(Dataset items)
------------------------------------------------------------
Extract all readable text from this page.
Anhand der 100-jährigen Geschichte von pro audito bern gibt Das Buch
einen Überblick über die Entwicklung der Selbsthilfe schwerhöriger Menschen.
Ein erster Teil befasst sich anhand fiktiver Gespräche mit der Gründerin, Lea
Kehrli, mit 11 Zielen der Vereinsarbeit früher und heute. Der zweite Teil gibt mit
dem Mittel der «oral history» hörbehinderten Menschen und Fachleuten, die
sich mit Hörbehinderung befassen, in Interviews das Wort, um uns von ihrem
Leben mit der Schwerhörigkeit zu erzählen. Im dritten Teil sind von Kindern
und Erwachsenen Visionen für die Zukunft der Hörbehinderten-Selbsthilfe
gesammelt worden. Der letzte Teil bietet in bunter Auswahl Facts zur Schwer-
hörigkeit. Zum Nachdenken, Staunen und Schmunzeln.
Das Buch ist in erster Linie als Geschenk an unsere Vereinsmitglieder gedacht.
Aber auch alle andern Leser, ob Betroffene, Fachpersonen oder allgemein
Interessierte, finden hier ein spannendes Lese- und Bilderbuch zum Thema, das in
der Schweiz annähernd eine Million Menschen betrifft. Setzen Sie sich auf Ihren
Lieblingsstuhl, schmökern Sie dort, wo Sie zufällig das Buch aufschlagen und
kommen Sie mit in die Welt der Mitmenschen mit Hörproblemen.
------------------------------------------------------------
**Prompt**
The records above should be repeated in full, exactly as given.

**Solution for this task**
Extract all readable text from this page.
Anhand der 100-jährigen Geschichte von pro audito bern gibt Das Buch
einen Überblick über die Entwicklung der Selbsthilfe schwerhöriger Menschen.
Ein erster Teil befasst sich anhand fiktiver Gespräche mit der Gründerin, Lea
Kehrli, mit 11 Zielen der Vereinsarbeit früher und heute. Der zweite Teil gibt mit
dem Mittel der «oral history» hörbehinderten Menschen und Fachleuten, die
sich mit Hörbehinderung befassen, in Interviews das Wort, um uns von ihrem
Leben mit der Schwerhörigkeit zu erzählen. Im dritten Teil sind von Kindern
und Erwachsenen Visionen für die Zukunft der Hörbehinderten-Selbsthilfe
gesammelt worden. Der letzte Teil bietet in bunter Auswahl Facts zur Schwer-
hörigkeit. Zum Nachdenken, Staunen und Schmunzeln.
Das Buch ist in erster Linie als Geschenk an unsere Vereinsmitglieder gedacht.
Aber auch alle andern Leser, ob Betroffene, Fachpersonen oder allgemein
Interessierte, finden hier ein spannendes Lese- und Bilderbuch zum Thema, das in
der Schweiz annähernd eine Million Menschen betrifft. Setzen Sie sich auf Ihren
Lieblingsstuhl, schmökern Sie dort, wo Sie zufällig das Buch aufschlagen und
kommen Sie mit in die Welt der Mitmenschen mit Hörproblemen.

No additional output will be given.